# Exercise
Copy the rows below, substituting "plot-point" for every occurrence of "data-point" and keeping everything else identical.
[Begin Available records]
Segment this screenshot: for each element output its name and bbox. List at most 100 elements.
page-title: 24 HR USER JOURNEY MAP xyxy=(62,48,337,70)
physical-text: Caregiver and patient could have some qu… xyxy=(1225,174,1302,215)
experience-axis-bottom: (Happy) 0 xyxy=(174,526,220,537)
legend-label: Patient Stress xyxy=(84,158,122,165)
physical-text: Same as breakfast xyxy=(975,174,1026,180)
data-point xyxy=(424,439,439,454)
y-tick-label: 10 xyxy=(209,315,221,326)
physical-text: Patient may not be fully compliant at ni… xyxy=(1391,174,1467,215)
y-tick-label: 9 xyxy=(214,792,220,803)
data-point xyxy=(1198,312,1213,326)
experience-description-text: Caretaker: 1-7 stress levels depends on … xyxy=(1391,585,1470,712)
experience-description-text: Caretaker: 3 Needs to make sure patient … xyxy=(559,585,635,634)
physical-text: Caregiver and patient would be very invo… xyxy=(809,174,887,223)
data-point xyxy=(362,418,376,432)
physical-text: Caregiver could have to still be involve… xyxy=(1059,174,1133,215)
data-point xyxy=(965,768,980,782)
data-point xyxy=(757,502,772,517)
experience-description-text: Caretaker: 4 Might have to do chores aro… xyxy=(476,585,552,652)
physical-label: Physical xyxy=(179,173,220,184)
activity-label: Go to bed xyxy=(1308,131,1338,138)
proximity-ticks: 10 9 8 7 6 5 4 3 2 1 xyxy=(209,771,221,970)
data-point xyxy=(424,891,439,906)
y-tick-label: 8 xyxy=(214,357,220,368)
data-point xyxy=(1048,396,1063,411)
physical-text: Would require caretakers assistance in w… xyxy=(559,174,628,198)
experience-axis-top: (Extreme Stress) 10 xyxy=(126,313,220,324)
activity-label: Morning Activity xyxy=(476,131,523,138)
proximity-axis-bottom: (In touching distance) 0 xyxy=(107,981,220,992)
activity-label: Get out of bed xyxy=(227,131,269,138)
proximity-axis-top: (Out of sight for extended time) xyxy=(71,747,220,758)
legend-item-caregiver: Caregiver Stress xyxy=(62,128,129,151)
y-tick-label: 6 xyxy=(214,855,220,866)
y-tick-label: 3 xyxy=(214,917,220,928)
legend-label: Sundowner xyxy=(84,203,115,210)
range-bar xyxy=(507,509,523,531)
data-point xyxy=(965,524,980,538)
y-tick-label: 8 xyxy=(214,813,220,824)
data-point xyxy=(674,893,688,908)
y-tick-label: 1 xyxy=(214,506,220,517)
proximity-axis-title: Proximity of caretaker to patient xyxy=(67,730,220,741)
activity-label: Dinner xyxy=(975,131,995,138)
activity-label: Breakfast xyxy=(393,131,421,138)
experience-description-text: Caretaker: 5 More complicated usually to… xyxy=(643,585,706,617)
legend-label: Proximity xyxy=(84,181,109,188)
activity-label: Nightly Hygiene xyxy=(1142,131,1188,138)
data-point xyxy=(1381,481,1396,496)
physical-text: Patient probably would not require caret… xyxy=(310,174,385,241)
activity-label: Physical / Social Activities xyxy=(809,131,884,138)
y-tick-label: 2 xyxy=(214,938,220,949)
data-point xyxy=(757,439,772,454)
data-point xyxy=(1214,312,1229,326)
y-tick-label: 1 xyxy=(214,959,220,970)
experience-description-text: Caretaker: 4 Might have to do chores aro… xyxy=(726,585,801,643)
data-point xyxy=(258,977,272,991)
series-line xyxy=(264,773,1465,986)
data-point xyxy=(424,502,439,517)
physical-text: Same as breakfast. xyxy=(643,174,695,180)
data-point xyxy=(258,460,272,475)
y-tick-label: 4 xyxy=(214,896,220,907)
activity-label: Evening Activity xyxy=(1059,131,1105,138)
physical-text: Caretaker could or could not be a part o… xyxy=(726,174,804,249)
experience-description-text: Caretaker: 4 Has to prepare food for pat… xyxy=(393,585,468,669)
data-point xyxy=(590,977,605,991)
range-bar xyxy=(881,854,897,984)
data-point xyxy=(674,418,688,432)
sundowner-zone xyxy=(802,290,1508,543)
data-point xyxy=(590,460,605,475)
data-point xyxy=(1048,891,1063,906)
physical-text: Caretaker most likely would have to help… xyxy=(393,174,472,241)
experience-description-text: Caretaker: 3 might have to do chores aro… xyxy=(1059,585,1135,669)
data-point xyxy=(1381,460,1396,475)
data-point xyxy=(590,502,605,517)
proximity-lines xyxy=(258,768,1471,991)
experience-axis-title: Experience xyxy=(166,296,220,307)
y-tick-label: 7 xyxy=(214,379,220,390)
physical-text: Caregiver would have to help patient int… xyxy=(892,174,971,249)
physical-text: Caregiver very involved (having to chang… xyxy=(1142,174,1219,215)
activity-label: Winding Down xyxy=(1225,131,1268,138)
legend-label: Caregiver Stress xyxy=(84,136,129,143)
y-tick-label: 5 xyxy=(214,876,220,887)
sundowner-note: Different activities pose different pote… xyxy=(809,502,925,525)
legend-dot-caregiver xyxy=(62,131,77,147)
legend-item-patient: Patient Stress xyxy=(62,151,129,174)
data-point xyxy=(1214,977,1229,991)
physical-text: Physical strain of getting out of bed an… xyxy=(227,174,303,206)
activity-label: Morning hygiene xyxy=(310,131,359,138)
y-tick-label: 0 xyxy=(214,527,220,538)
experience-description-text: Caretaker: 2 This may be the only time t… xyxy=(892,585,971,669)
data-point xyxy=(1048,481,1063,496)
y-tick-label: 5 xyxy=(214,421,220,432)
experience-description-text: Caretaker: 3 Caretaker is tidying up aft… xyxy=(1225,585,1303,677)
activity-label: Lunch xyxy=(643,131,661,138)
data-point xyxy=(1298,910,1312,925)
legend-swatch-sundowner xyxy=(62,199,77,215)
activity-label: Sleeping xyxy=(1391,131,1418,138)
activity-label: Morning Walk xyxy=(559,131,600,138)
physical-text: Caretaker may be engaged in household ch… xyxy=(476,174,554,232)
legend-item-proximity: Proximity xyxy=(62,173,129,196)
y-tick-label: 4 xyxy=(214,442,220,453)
[End Available records]
# Response to the exercise
Segment this screenshot: for each element output its name and bbox. List at most 100 elements.
page-title: 24 HR USER JOURNEY MAP xyxy=(62,48,337,70)
physical-text: Caregiver and patient could have some qu… xyxy=(1225,174,1302,215)
experience-axis-bottom: (Happy) 0 xyxy=(174,526,220,537)
legend-label: Patient Stress xyxy=(84,158,122,165)
physical-text: Same as breakfast xyxy=(975,174,1026,180)
plot-point xyxy=(424,439,439,454)
y-tick-label: 10 xyxy=(209,315,221,326)
physical-text: Patient may not be fully compliant at ni… xyxy=(1391,174,1467,215)
y-tick-label: 9 xyxy=(214,792,220,803)
plot-point xyxy=(1198,312,1213,326)
experience-description-text: Caretaker: 1-7 stress levels depends on … xyxy=(1391,585,1470,712)
experience-description-text: Caretaker: 3 Needs to make sure patient … xyxy=(559,585,635,634)
physical-text: Caregiver and patient would be very invo… xyxy=(809,174,887,223)
plot-point xyxy=(362,418,376,432)
physical-text: Caregiver could have to still be involve… xyxy=(1059,174,1133,215)
plot-point xyxy=(965,768,980,782)
plot-point xyxy=(757,502,772,517)
experience-description-text: Caretaker: 4 Might have to do chores aro… xyxy=(476,585,552,652)
physical-label: Physical xyxy=(179,173,220,184)
activity-label: Go to bed xyxy=(1308,131,1338,138)
proximity-ticks: 10 9 8 7 6 5 4 3 2 1 xyxy=(209,771,221,970)
plot-point xyxy=(424,891,439,906)
y-tick-label: 8 xyxy=(214,357,220,368)
plot-point xyxy=(1048,396,1063,411)
physical-text: Would require caretakers assistance in w… xyxy=(559,174,628,198)
experience-axis-top: (Extreme Stress) 10 xyxy=(126,313,220,324)
activity-label: Morning Activity xyxy=(476,131,523,138)
proximity-axis-bottom: (In touching distance) 0 xyxy=(107,981,220,992)
activity-label: Get out of bed xyxy=(227,131,269,138)
proximity-axis-top: (Out of sight for extended time) xyxy=(71,747,220,758)
legend-item-caregiver: Caregiver Stress xyxy=(62,128,129,151)
y-tick-label: 6 xyxy=(214,855,220,866)
y-tick-label: 3 xyxy=(214,917,220,928)
legend-label: Sundowner xyxy=(84,203,115,210)
range-bar xyxy=(507,509,523,531)
plot-point xyxy=(965,524,980,538)
y-tick-label: 8 xyxy=(214,813,220,824)
plot-point xyxy=(674,893,688,908)
y-tick-label: 1 xyxy=(214,506,220,517)
proximity-axis-title: Proximity of caretaker to patient xyxy=(67,730,220,741)
activity-label: Dinner xyxy=(975,131,995,138)
activity-label: Breakfast xyxy=(393,131,421,138)
experience-description-text: Caretaker: 5 More complicated usually to… xyxy=(643,585,706,617)
legend-label: Proximity xyxy=(84,181,109,188)
activity-label: Nightly Hygiene xyxy=(1142,131,1188,138)
plot-point xyxy=(1381,481,1396,496)
physical-text: Patient probably would not require caret… xyxy=(310,174,385,241)
activity-label: Physical / Social Activities xyxy=(809,131,884,138)
y-tick-label: 2 xyxy=(214,938,220,949)
plot-point xyxy=(757,439,772,454)
plot-point xyxy=(1214,312,1229,326)
y-tick-label: 1 xyxy=(214,959,220,970)
experience-description-text: Caretaker: 4 Might have to do chores aro… xyxy=(726,585,801,643)
plot-point xyxy=(258,977,272,991)
series-line xyxy=(264,773,1465,986)
plot-point xyxy=(424,502,439,517)
physical-text: Same as breakfast. xyxy=(643,174,695,180)
plot-point xyxy=(258,460,272,475)
y-tick-label: 4 xyxy=(214,896,220,907)
activity-label: Evening Activity xyxy=(1059,131,1105,138)
physical-text: Caretaker could or could not be a part o… xyxy=(726,174,804,249)
experience-description-text: Caretaker: 4 Has to prepare food for pat… xyxy=(393,585,468,669)
plot-point xyxy=(590,977,605,991)
range-bar xyxy=(881,854,897,984)
plot-point xyxy=(674,418,688,432)
sundowner-zone xyxy=(802,290,1508,543)
plot-point xyxy=(590,460,605,475)
plot-point xyxy=(1048,891,1063,906)
physical-text: Caretaker most likely would have to help… xyxy=(393,174,472,241)
experience-description-text: Caretaker: 3 might have to do chores aro… xyxy=(1059,585,1135,669)
plot-point xyxy=(1381,460,1396,475)
plot-point xyxy=(590,502,605,517)
proximity-lines xyxy=(258,768,1471,991)
experience-axis-title: Experience xyxy=(166,296,220,307)
y-tick-label: 7 xyxy=(214,379,220,390)
physical-text: Caregiver would have to help patient int… xyxy=(892,174,971,249)
physical-text: Caregiver very involved (having to chang… xyxy=(1142,174,1219,215)
activity-label: Winding Down xyxy=(1225,131,1268,138)
legend-label: Caregiver Stress xyxy=(84,136,129,143)
y-tick-label: 5 xyxy=(214,876,220,887)
sundowner-note: Different activities pose different pote… xyxy=(809,502,925,525)
legend-dot-caregiver xyxy=(62,131,77,147)
legend-item-patient: Patient Stress xyxy=(62,151,129,174)
plot-point xyxy=(1214,977,1229,991)
physical-text: Physical strain of getting out of bed an… xyxy=(227,174,303,206)
activity-label: Morning hygiene xyxy=(310,131,359,138)
y-tick-label: 0 xyxy=(214,527,220,538)
experience-description-text: Caretaker: 2 This may be the only time t… xyxy=(892,585,971,669)
plot-point xyxy=(1048,481,1063,496)
y-tick-label: 5 xyxy=(214,421,220,432)
experience-description-text: Caretaker: 3 Caretaker is tidying up aft… xyxy=(1225,585,1303,677)
activity-label: Lunch xyxy=(643,131,661,138)
plot-point xyxy=(1298,910,1312,925)
legend-swatch-sundowner xyxy=(62,199,77,215)
activity-label: Sleeping xyxy=(1391,131,1418,138)
activity-label: Morning Walk xyxy=(559,131,600,138)
physical-text: Caretaker may be engaged in household ch… xyxy=(476,174,554,232)
legend-item-proximity: Proximity xyxy=(62,173,129,196)
y-tick-label: 4 xyxy=(214,442,220,453)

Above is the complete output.